Start of INPUT

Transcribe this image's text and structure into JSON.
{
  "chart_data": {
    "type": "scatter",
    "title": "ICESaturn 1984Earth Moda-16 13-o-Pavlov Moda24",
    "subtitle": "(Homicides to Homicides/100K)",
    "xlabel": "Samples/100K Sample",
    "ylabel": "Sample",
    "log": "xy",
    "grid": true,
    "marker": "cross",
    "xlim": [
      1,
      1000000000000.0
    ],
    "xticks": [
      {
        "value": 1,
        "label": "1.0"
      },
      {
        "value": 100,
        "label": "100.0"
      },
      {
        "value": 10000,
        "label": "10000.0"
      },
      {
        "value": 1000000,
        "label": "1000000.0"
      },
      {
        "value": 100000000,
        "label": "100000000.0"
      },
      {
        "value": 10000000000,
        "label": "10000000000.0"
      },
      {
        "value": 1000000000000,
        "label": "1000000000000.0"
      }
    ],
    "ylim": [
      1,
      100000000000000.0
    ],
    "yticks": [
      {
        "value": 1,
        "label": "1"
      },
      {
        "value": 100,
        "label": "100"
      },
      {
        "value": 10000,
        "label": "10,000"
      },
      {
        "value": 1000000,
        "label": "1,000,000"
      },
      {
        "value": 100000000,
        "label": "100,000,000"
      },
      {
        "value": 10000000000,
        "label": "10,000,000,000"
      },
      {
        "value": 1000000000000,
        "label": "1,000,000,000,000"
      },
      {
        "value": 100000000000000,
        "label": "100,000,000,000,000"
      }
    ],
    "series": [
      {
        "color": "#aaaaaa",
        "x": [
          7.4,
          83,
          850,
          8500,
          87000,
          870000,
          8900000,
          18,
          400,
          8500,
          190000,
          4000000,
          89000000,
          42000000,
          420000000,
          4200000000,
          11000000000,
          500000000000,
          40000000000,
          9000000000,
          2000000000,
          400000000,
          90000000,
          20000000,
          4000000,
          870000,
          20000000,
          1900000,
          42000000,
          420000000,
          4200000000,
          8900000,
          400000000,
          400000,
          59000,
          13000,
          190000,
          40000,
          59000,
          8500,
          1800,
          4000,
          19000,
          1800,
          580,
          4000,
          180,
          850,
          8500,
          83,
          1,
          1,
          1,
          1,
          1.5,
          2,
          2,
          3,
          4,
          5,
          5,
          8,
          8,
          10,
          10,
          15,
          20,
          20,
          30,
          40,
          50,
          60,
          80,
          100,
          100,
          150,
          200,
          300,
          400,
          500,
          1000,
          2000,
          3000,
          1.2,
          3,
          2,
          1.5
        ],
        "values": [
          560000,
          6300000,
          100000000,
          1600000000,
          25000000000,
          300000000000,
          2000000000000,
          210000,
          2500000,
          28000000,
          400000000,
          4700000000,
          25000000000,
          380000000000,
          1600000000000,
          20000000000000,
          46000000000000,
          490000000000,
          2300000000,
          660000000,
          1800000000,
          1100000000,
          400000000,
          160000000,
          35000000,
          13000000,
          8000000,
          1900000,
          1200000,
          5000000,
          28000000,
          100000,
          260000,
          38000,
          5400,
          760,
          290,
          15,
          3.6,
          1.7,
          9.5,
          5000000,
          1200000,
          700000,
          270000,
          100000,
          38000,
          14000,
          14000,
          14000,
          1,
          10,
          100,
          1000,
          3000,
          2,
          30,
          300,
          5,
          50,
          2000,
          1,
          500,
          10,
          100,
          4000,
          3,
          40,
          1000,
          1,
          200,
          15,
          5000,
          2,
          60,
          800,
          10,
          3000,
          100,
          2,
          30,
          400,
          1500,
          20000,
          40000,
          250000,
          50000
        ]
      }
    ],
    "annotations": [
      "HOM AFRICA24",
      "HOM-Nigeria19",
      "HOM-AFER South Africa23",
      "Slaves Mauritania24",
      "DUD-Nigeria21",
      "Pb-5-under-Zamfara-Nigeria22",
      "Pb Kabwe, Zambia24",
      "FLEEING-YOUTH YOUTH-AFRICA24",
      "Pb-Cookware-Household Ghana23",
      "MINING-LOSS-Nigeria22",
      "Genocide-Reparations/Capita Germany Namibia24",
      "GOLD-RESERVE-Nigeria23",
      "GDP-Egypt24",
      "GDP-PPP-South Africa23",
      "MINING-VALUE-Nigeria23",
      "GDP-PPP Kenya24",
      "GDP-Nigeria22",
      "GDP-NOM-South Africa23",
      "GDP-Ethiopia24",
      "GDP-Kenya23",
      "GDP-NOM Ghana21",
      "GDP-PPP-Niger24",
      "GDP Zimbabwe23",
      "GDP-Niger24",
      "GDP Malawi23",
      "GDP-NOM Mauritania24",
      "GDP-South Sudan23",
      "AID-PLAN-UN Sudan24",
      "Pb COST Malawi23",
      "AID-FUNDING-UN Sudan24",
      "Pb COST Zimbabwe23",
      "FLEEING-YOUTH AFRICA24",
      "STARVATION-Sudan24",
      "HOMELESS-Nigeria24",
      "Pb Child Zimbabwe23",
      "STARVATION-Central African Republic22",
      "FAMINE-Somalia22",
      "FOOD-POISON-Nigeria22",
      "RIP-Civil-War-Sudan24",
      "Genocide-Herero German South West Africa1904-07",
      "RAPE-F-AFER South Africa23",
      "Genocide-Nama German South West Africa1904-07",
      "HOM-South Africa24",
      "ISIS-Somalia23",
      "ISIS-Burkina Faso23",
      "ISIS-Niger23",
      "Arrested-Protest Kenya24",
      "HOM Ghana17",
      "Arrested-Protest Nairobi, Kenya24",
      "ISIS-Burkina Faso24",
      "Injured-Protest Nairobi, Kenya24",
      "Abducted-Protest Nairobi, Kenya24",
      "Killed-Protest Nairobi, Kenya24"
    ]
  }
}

End of INPUT

EXERCISE DETAILS
Exactly reproduce every line of the records.

ANSWER FOR THE TASK
Transcribe this image's text and structure into JSON.
{
  "chart_data": {
    "type": "scatter",
    "title": "ICESaturn 1984Earth Moda-16 13-o-Pavlov Moda24",
    "subtitle": "(Homicides to Homicides/100K)",
    "xlabel": "Samples/100K Sample",
    "ylabel": "Sample",
    "log": "xy",
    "grid": true,
    "marker": "cross",
    "xlim": [
      1,
      1000000000000.0
    ],
    "xticks": [
      {
        "value": 1,
        "label": "1.0"
      },
      {
        "value": 100,
        "label": "100.0"
      },
      {
        "value": 10000,
        "label": "10000.0"
      },
      {
        "value": 1000000,
        "label": "1000000.0"
      },
      {
        "value": 100000000,
        "label": "100000000.0"
      },
      {
        "value": 10000000000,
        "label": "10000000000.0"
      },
      {
        "value": 1000000000000,
        "label": "1000000000000.0"
      }
    ],
    "ylim": [
      1,
      100000000000000.0
    ],
    "yticks": [
      {
        "value": 1,
        "label": "1"
      },
      {
        "value": 100,
        "label": "100"
      },
      {
        "value": 10000,
        "label": "10,000"
      },
      {
        "value": 1000000,
        "label": "1,000,000"
      },
      {
        "value": 100000000,
        "label": "100,000,000"
      },
      {
        "value": 10000000000,
        "label": "10,000,000,000"
      },
      {
        "value": 1000000000000,
        "label": "1,000,000,000,000"
      },
      {
        "value": 100000000000000,
        "label": "100,000,000,000,000"
      }
    ],
    "series": [
      {
        "color": "#aaaaaa",
        "x": [
          7.4,
          83,
          850,
          8500,
          87000,
          870000,
          8900000,
          18,
          400,
          8500,
          190000,
          4000000,
          89000000,
          42000000,
          420000000,
          4200000000,
          11000000000,
          500000000000,
          40000000000,
          9000000000,
          2000000000,
          400000000,
          90000000,
          20000000,
          4000000,
          870000,
          20000000,
          1900000,
          42000000,
          420000000,
          4200000000,
          8900000,
          400000000,
          400000,
          59000,
          13000,
          190000,
          40000,
          59000,
          8500,
          1800,
          4000,
          19000,
          1800,
          580,
          4000,
          180,
          850,
          8500,
          83,
          1,
          1,
          1,
          1,
          1.5,
          2,
          2,
          3,
          4,
          5,
          5,
          8,
          8,
          10,
          10,
          15,
          20,
          20,
          30,
          40,
          50,
          60,
          80,
          100,
          100,
          150,
          200,
          300,
          400,
          500,
          1000,
          2000,
          3000,
          1.2,
          3,
          2,
          1.5
        ],
        "values": [
          560000,
          6300000,
          100000000,
          1600000000,
          25000000000,
          300000000000,
          2000000000000,
          210000,
          2500000,
          28000000,
          400000000,
          4700000000,
          25000000000,
          380000000000,
          1600000000000,
          20000000000000,
          46000000000000,
          490000000000,
          2300000000,
          660000000,
          1800000000,
          1100000000,
          400000000,
          160000000,
          35000000,
          13000000,
          8000000,
          1900000,
          1200000,
          5000000,
          28000000,
          100000,
          260000,
          38000,
          5400,
          760,
          290,
          15,
          3.6,
          1.7,
          9.5,
          5000000,
          1200000,
          700000,
          270000,
          100000,
          38000,
          14000,
          14000,
          14000,
          1,
          10,
          100,
          1000,
          3000,
          2,
          30,
          300,
          5,
          50,
          2000,
          1,
          500,
          10,
          100,
          4000,
          3,
          40,
          1000,
          1,
          200,
          15,
          5000,
          2,
          60,
          800,
          10,
          3000,
          100,
          2,
          30,
          400,
          1500,
          20000,
          40000,
          250000,
          50000
        ]
      }
    ],
    "annotations": [
      "HOM AFRICA24",
      "HOM-Nigeria19",
      "HOM-AFER South Africa23",
      "Slaves Mauritania24",
      "DUD-Nigeria21",
      "Pb-5-under-Zamfara-Nigeria22",
      "Pb Kabwe, Zambia24",
      "FLEEING-YOUTH YOUTH-AFRICA24",
      "Pb-Cookware-Household Ghana23",
      "MINING-LOSS-Nigeria22",
      "Genocide-Reparations/Capita Germany Namibia24",
      "GOLD-RESERVE-Nigeria23",
      "GDP-Egypt24",
      "GDP-PPP-South Africa23",
      "MINING-VALUE-Nigeria23",
      "GDP-PPP Kenya24",
      "GDP-Nigeria22",
      "GDP-NOM-South Africa23",
      "GDP-Ethiopia24",
      "GDP-Kenya23",
      "GDP-NOM Ghana21",
      "GDP-PPP-Niger24",
      "GDP Zimbabwe23",
      "GDP-Niger24",
      "GDP Malawi23",
      "GDP-NOM Mauritania24",
      "GDP-South Sudan23",
      "AID-PLAN-UN Sudan24",
      "Pb COST Malawi23",
      "AID-FUNDING-UN Sudan24",
      "Pb COST Zimbabwe23",
      "FLEEING-YOUTH AFRICA24",
      "STARVATION-Sudan24",
      "HOMELESS-Nigeria24",
      "Pb Child Zimbabwe23",
      "STARVATION-Central African Republic22",
      "FAMINE-Somalia22",
      "FOOD-POISON-Nigeria22",
      "RIP-Civil-War-Sudan24",
      "Genocide-Herero German South West Africa1904-07",
      "RAPE-F-AFER South Africa23",
      "Genocide-Nama German South West Africa1904-07",
      "HOM-South Africa24",
      "ISIS-Somalia23",
      "ISIS-Burkina Faso23",
      "ISIS-Niger23",
      "Arrested-Protest Kenya24",
      "HOM Ghana17",
      "Arrested-Protest Nairobi, Kenya24",
      "ISIS-Burkina Faso24",
      "Injured-Protest Nairobi, Kenya24",
      "Abducted-Protest Nairobi, Kenya24",
      "Killed-Protest Nairobi, Kenya24"
    ]
  }
}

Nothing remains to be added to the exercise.